** WHAT THE TASK REQUIRES **
In the lines below, find how many contain the word "name" and report that figure alone.

** Stored data **

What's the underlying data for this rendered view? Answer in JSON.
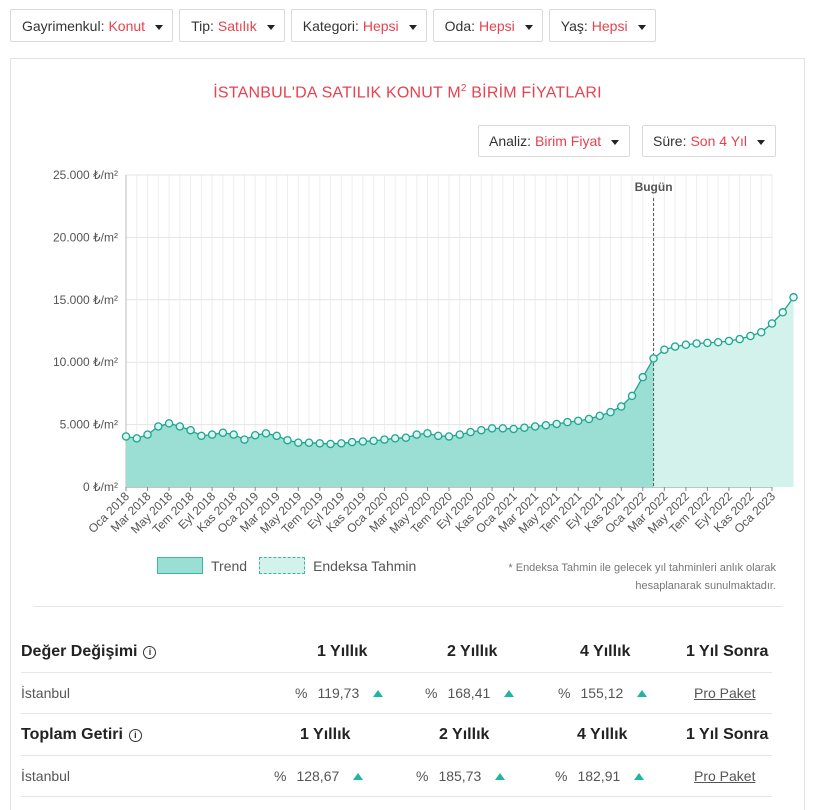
{
  "filters": [
    {
      "label": "Gayrimenkul:",
      "value": "Konut"
    },
    {
      "label": "Tip:",
      "value": "Satılık"
    },
    {
      "label": "Kategori:",
      "value": "Hepsi"
    },
    {
      "label": "Oda:",
      "value": "Hepsi"
    },
    {
      "label": "Yaş:",
      "value": "Hepsi"
    }
  ],
  "title": "İSTANBUL'DA SATILIK KONUT M",
  "title_sup": "2",
  "title_tail": " BİRİM FİYATLARI",
  "analysis": {
    "label": "Analiz:",
    "value": "Birim Fiyat"
  },
  "period": {
    "label": "Süre:",
    "value": "Son 4 Yıl"
  },
  "legend": {
    "trend": "Trend",
    "forecast": "Endeksa Tahmin"
  },
  "note": "* Endeksa Tahmin ile gelecek yıl tahminleri anlık olarak hesaplanarak sunulmaktadır.",
  "value_change": {
    "title": "Değer Değişimi",
    "cols": [
      "1 Yıllık",
      "2 Yıllık",
      "4 Yıllık",
      "1 Yıl Sonra"
    ],
    "row": {
      "name": "İstanbul",
      "v1": "119,73",
      "v2": "168,41",
      "v3": "155,12",
      "link": "Pro Paket"
    }
  },
  "total_return": {
    "title": "Toplam Getiri",
    "cols": [
      "1 Yıllık",
      "2 Yıllık",
      "4 Yıllık",
      "1 Yıl Sonra"
    ],
    "row": {
      "name": "İstanbul",
      "v1": "128,67",
      "v2": "185,73",
      "v3": "182,91",
      "link": "Pro Paket"
    }
  },
  "pct_symbol": "%",
  "colors": {
    "accent": "#e8414f",
    "trend_fill": "#9bded3",
    "forecast_fill": "#d4f2ec",
    "line": "#1fa592"
  },
  "chart_data": {
    "type": "area",
    "ylim": [
      0,
      25000
    ],
    "ytick_values": [
      0,
      5000,
      10000,
      15000,
      20000,
      25000
    ],
    "ytick_labels": [
      "0 ₺/m²",
      "5.000 ₺/m²",
      "10.000 ₺/m²",
      "15.000 ₺/m²",
      "20.000 ₺/m²",
      "25.000 ₺/m²"
    ],
    "x": [
      "Oca 2018",
      "Şub 2018",
      "Mar 2018",
      "Nis 2018",
      "May 2018",
      "Haz 2018",
      "Tem 2018",
      "Ağu 2018",
      "Eyl 2018",
      "Eki 2018",
      "Kas 2018",
      "Ara 2018",
      "Oca 2019",
      "Şub 2019",
      "Mar 2019",
      "Nis 2019",
      "May 2019",
      "Haz 2019",
      "Tem 2019",
      "Ağu 2019",
      "Eyl 2019",
      "Eki 2019",
      "Kas 2019",
      "Ara 2019",
      "Oca 2020",
      "Şub 2020",
      "Mar 2020",
      "Nis 2020",
      "May 2020",
      "Haz 2020",
      "Tem 2020",
      "Ağu 2020",
      "Eyl 2020",
      "Eki 2020",
      "Kas 2020",
      "Ara 2020",
      "Oca 2021",
      "Şub 2021",
      "Mar 2021",
      "Nis 2021",
      "May 2021",
      "Haz 2021",
      "Tem 2021",
      "Ağu 2021",
      "Eyl 2021",
      "Eki 2021",
      "Kas 2021",
      "Ara 2021",
      "Oca 2022",
      "Şub 2022",
      "Mar 2022",
      "Nis 2022",
      "May 2022",
      "Haz 2022",
      "Tem 2022",
      "Ağu 2022",
      "Eyl 2022",
      "Eki 2022",
      "Kas 2022",
      "Ara 2022",
      "Oca 2023"
    ],
    "xtick_labels": [
      "Oca 2018",
      "Mar 2018",
      "May 2018",
      "Tem 2018",
      "Eyl 2018",
      "Kas 2018",
      "Oca 2019",
      "Mar 2019",
      "May 2019",
      "Tem 2019",
      "Eyl 2019",
      "Kas 2019",
      "Oca 2020",
      "Mar 2020",
      "May 2020",
      "Tem 2020",
      "Eyl 2020",
      "Kas 2020",
      "Oca 2021",
      "Mar 2021",
      "May 2021",
      "Tem 2021",
      "Eyl 2021",
      "Kas 2021",
      "Oca 2022",
      "Mar 2022",
      "May 2022",
      "Tem 2022",
      "Eyl 2022",
      "Kas 2022",
      "Oca 2023"
    ],
    "series": [
      {
        "name": "Trend",
        "values": [
          4050,
          3900,
          4200,
          4850,
          5100,
          4850,
          4550,
          4100,
          4200,
          4350,
          4200,
          3800,
          4150,
          4300,
          4100,
          3750,
          3550,
          3550,
          3500,
          3450,
          3500,
          3600,
          3650,
          3700,
          3800,
          3900,
          3950,
          4200,
          4300,
          4100,
          4050,
          4200,
          4400,
          4550,
          4700,
          4700,
          4650,
          4750,
          4850,
          4950,
          5050,
          5200,
          5300,
          5450,
          5700,
          6000,
          6450,
          7300,
          8800,
          10300
        ]
      },
      {
        "name": "Endeksa Tahmin",
        "start_index": 49,
        "values": [
          10300,
          11000,
          11250,
          11400,
          11500,
          11550,
          11600,
          11700,
          11850,
          12100,
          12400,
          13100,
          14000,
          15200
        ]
      }
    ],
    "today_index": 49,
    "today_label": "Bugün"
  }
}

** FINISHED TASK **
4